The records underneath are to be repeated exactly, with the pictures left out.
--- BEGIN RECORDS TO USE ---
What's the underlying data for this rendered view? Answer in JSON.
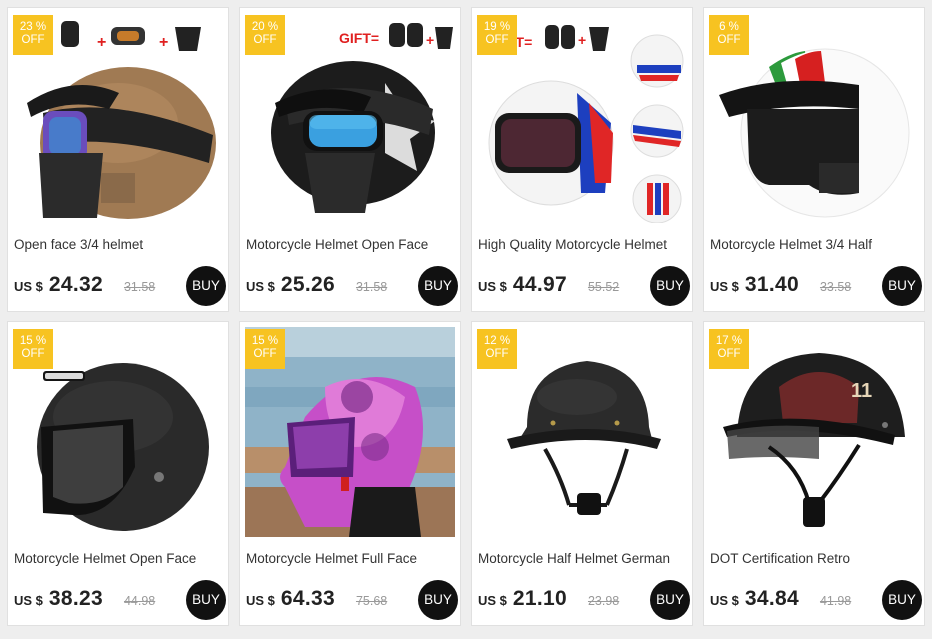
{
  "currency_label": "US $",
  "buy_label": "BUY",
  "off_label": "OFF",
  "gift_label": "GIFT=",
  "colors": {
    "badge": "#f7c321",
    "buy_button": "#111111",
    "card_bg": "#ffffff",
    "page_bg": "#eeeeee"
  },
  "products": [
    {
      "discount": "23 %",
      "title": "Open face 3/4 helmet",
      "price": "24.32",
      "old_price": "31.58",
      "image_icon": "brown-leather-helmet-with-goggles-icon"
    },
    {
      "discount": "20 %",
      "title": "Motorcycle Helmet Open Face",
      "price": "25.26",
      "old_price": "31.58",
      "image_icon": "black-star-helmet-with-goggles-icon"
    },
    {
      "discount": "19 %",
      "title": "High Quality Motorcycle Helmet",
      "price": "44.97",
      "old_price": "55.52",
      "image_icon": "white-stripe-helmet-icon"
    },
    {
      "discount": "6 %",
      "title": "Motorcycle Helmet 3/4 Half",
      "price": "31.40",
      "old_price": "33.58",
      "image_icon": "white-italian-stripe-helmet-icon"
    },
    {
      "discount": "15 %",
      "title": "Motorcycle Helmet Open Face",
      "price": "38.23",
      "old_price": "44.98",
      "image_icon": "matte-black-open-face-helmet-icon"
    },
    {
      "discount": "15 %",
      "title": "Motorcycle Helmet Full Face",
      "price": "64.33",
      "old_price": "75.68",
      "image_icon": "pink-rose-full-face-helmet-icon"
    },
    {
      "discount": "12 %",
      "title": "Motorcycle Half Helmet German",
      "price": "21.10",
      "old_price": "23.98",
      "image_icon": "german-half-helmet-icon"
    },
    {
      "discount": "17 %",
      "title": "DOT Certification Retro",
      "price": "34.84",
      "old_price": "41.98",
      "image_icon": "lucky-eleven-half-helmet-icon"
    }
  ]
}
--- END RECORDS TO USE ---
TASK RESPONSE
What's the underlying data for this rendered view? Answer in JSON.
{
  "currency_label": "US $",
  "buy_label": "BUY",
  "off_label": "OFF",
  "gift_label": "GIFT=",
  "colors": {
    "badge": "#f7c321",
    "buy_button": "#111111",
    "card_bg": "#ffffff",
    "page_bg": "#eeeeee"
  },
  "products": [
    {
      "discount": "23 %",
      "title": "Open face 3/4 helmet",
      "price": "24.32",
      "old_price": "31.58",
      "image_icon": "brown-leather-helmet-with-goggles-icon"
    },
    {
      "discount": "20 %",
      "title": "Motorcycle Helmet Open Face",
      "price": "25.26",
      "old_price": "31.58",
      "image_icon": "black-star-helmet-with-goggles-icon"
    },
    {
      "discount": "19 %",
      "title": "High Quality Motorcycle Helmet",
      "price": "44.97",
      "old_price": "55.52",
      "image_icon": "white-stripe-helmet-icon"
    },
    {
      "discount": "6 %",
      "title": "Motorcycle Helmet 3/4 Half",
      "price": "31.40",
      "old_price": "33.58",
      "image_icon": "white-italian-stripe-helmet-icon"
    },
    {
      "discount": "15 %",
      "title": "Motorcycle Helmet Open Face",
      "price": "38.23",
      "old_price": "44.98",
      "image_icon": "matte-black-open-face-helmet-icon"
    },
    {
      "discount": "15 %",
      "title": "Motorcycle Helmet Full Face",
      "price": "64.33",
      "old_price": "75.68",
      "image_icon": "pink-rose-full-face-helmet-icon"
    },
    {
      "discount": "12 %",
      "title": "Motorcycle Half Helmet German",
      "price": "21.10",
      "old_price": "23.98",
      "image_icon": "german-half-helmet-icon"
    },
    {
      "discount": "17 %",
      "title": "DOT Certification Retro",
      "price": "34.84",
      "old_price": "41.98",
      "image_icon": "lucky-eleven-half-helmet-icon"
    }
  ]
}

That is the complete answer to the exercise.